----- BAHAN LATIHAN
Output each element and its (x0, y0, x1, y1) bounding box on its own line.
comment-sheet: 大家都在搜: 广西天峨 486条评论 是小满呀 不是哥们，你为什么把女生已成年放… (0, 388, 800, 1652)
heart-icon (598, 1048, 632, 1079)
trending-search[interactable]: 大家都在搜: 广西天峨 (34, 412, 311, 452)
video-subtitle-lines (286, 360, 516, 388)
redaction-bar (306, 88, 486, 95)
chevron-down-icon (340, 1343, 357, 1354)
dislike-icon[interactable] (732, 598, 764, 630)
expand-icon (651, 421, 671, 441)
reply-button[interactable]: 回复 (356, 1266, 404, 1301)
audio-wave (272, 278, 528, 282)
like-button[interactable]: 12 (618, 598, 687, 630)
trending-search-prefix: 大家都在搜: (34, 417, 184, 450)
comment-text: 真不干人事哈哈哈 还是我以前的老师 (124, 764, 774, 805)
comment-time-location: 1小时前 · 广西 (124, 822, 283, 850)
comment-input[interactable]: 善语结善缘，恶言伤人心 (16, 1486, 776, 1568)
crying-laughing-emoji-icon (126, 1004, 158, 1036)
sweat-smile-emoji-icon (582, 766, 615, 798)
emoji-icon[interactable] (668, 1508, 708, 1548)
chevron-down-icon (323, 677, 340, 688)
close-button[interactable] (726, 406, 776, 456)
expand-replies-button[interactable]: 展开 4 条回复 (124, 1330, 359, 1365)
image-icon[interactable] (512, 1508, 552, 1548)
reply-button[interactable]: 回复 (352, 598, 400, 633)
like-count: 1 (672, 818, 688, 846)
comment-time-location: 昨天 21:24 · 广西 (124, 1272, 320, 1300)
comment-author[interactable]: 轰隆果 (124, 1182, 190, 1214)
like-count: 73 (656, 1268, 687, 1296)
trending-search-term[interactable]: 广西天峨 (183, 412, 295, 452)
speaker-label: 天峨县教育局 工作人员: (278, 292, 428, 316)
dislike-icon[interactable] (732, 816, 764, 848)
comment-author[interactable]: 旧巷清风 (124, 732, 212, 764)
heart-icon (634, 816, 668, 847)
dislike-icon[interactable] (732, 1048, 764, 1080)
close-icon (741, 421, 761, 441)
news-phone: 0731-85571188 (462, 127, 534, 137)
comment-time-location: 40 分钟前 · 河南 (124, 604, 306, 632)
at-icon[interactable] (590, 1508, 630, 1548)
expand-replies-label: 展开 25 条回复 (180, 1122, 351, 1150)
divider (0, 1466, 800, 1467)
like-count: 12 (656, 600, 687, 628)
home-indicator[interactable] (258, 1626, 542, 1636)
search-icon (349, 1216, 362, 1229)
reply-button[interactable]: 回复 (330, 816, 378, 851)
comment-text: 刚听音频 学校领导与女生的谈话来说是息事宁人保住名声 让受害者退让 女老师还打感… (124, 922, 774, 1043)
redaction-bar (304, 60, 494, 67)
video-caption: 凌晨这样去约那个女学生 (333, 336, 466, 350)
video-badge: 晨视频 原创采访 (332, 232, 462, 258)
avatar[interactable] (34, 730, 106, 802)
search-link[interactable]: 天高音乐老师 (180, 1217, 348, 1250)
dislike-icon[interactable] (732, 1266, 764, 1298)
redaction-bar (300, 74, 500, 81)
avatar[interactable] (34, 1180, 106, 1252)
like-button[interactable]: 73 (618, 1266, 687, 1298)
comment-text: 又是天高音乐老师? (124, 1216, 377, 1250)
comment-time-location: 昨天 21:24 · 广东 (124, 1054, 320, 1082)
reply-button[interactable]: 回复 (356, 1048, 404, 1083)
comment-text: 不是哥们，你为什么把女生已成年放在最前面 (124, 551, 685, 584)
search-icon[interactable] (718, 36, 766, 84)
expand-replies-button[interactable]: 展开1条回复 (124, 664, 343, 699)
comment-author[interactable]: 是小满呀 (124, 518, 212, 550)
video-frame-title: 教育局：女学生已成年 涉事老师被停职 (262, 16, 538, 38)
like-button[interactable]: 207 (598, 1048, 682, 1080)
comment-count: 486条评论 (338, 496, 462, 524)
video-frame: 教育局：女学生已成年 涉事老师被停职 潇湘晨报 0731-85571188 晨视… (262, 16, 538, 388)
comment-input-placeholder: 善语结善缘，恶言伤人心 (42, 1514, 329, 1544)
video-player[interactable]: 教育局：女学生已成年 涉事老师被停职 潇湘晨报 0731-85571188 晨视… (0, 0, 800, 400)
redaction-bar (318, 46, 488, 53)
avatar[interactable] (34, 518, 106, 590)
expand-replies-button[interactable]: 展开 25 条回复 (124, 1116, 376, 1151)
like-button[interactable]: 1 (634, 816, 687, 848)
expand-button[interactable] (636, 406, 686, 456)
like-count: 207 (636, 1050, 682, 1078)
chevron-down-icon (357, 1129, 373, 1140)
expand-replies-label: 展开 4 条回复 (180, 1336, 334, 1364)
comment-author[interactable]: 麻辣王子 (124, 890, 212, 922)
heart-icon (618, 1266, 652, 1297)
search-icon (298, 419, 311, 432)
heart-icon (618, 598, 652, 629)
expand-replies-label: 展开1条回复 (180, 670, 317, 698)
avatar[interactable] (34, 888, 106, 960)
----------
* INSTRUKSI
Ketik ulang secara persis baris-baris dari awal bahan sampai baris yang memuat "emoji-icon[interactable] (668, 1508, 708, 1548)", termasuk baris tersebut.

* HASIL
Output each element and its (x0, y0, x1, y1) bounding box on its own line.
comment-sheet: 大家都在搜: 广西天峨 486条评论 是小满呀 不是哥们，你为什么把女生已成年放… (0, 388, 800, 1652)
heart-icon (598, 1048, 632, 1079)
trending-search[interactable]: 大家都在搜: 广西天峨 (34, 412, 311, 452)
video-subtitle-lines (286, 360, 516, 388)
redaction-bar (306, 88, 486, 95)
chevron-down-icon (340, 1343, 357, 1354)
dislike-icon[interactable] (732, 598, 764, 630)
expand-icon (651, 421, 671, 441)
reply-button[interactable]: 回复 (356, 1266, 404, 1301)
audio-wave (272, 278, 528, 282)
like-button[interactable]: 12 (618, 598, 687, 630)
trending-search-prefix: 大家都在搜: (34, 417, 184, 450)
comment-text: 真不干人事哈哈哈 还是我以前的老师 (124, 764, 774, 805)
comment-time-location: 1小时前 · 广西 (124, 822, 283, 850)
comment-input[interactable]: 善语结善缘，恶言伤人心 (16, 1486, 776, 1568)
crying-laughing-emoji-icon (126, 1004, 158, 1036)
sweat-smile-emoji-icon (582, 766, 615, 798)
emoji-icon[interactable] (668, 1508, 708, 1548)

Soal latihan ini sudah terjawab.